**What is asked**: Report how many lines include the word "heading", and nothing besides that number.

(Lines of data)
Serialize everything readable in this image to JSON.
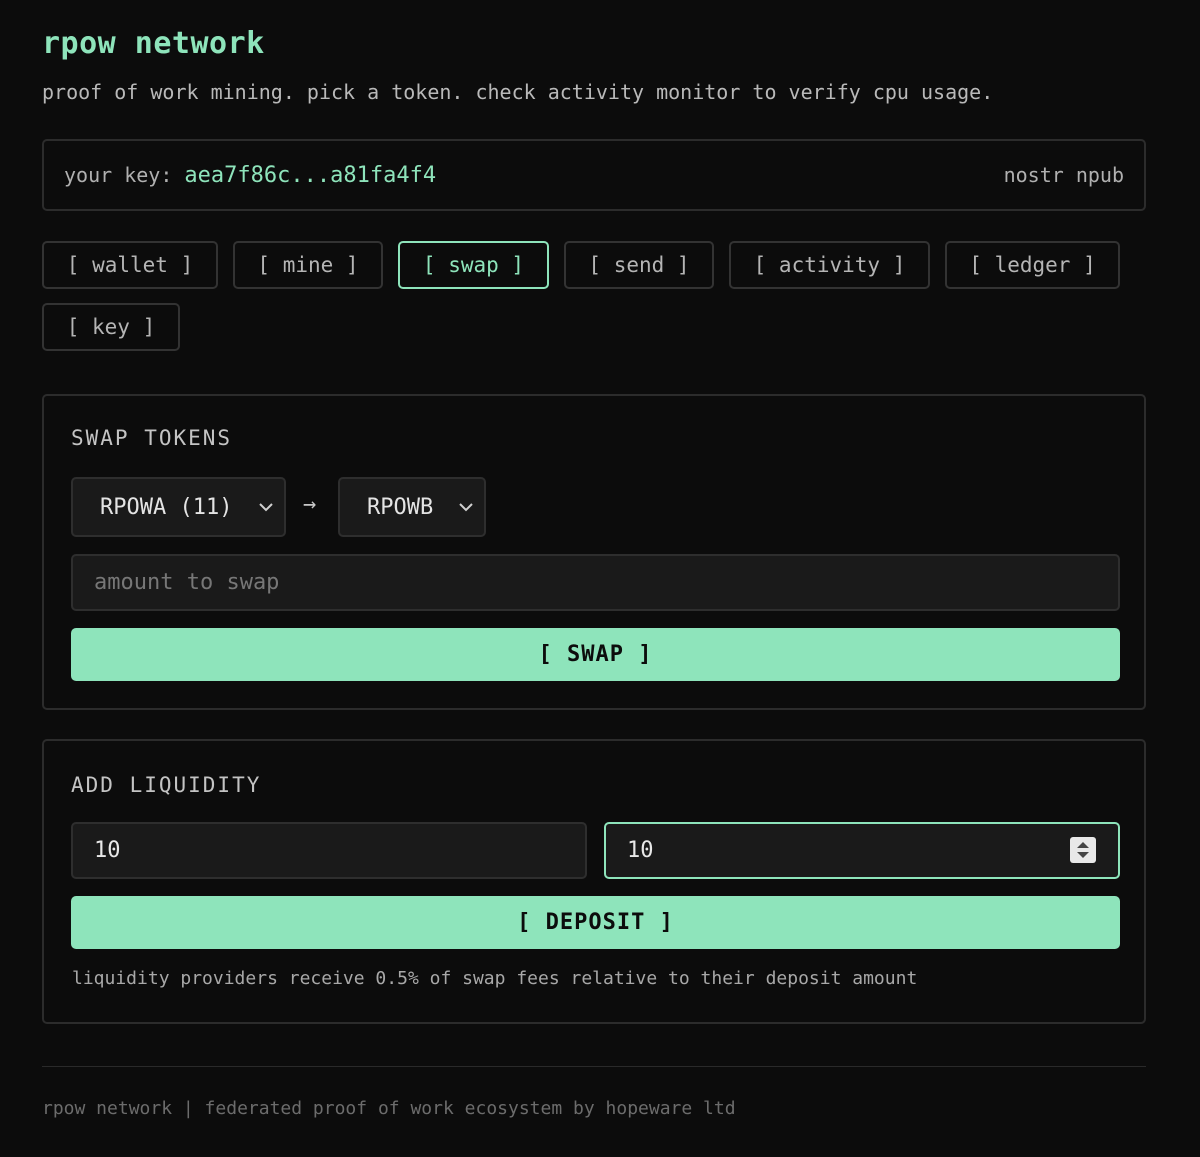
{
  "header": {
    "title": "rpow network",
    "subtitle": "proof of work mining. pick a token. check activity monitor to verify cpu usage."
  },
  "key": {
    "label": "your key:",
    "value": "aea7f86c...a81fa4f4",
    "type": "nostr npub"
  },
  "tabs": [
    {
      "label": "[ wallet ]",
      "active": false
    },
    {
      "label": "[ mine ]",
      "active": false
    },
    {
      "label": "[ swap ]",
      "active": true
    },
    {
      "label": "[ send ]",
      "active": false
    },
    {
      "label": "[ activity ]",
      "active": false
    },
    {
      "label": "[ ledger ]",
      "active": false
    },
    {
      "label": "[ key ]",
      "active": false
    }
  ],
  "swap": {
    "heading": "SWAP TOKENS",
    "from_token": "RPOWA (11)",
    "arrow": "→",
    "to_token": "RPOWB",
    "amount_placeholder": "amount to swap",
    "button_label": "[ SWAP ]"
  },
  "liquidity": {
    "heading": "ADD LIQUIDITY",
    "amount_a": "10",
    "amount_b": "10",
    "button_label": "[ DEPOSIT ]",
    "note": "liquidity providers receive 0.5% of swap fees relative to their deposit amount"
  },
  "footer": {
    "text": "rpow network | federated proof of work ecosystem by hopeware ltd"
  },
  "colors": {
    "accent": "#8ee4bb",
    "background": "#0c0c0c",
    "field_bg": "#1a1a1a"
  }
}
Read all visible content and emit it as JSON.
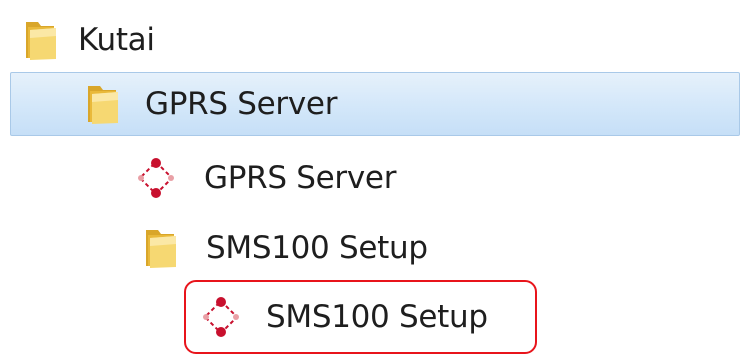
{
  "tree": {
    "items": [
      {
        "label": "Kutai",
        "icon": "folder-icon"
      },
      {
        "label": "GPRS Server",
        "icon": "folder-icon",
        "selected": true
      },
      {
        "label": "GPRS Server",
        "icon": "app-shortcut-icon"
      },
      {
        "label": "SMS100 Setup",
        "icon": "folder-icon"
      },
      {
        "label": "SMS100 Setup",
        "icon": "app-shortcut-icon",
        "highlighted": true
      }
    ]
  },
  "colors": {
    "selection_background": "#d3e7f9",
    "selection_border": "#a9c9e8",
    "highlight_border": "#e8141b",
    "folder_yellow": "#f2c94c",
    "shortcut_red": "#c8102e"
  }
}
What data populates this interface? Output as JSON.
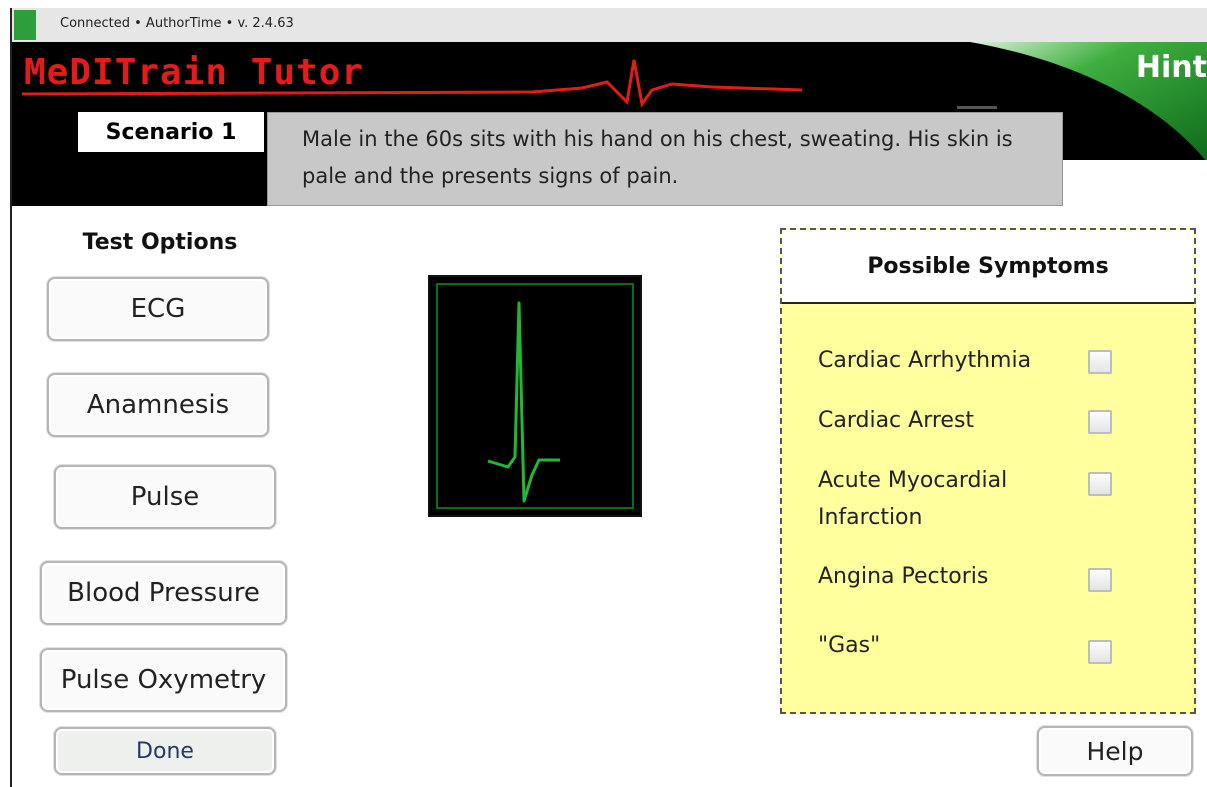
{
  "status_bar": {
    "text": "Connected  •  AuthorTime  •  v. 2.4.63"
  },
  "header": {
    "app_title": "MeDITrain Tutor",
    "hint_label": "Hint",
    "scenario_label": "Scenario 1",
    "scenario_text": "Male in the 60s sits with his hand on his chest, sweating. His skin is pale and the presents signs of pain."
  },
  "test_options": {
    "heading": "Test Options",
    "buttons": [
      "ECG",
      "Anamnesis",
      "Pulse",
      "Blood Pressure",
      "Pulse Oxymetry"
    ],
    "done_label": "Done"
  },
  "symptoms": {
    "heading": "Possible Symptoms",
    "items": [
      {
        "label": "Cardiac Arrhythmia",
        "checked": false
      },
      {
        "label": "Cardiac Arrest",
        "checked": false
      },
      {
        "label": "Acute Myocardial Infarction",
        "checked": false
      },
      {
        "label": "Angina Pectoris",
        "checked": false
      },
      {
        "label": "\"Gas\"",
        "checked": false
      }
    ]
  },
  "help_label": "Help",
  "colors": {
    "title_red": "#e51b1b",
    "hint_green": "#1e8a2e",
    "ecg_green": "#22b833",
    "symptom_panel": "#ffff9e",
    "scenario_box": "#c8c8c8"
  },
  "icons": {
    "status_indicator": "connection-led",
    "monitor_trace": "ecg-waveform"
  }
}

**Reply**: 4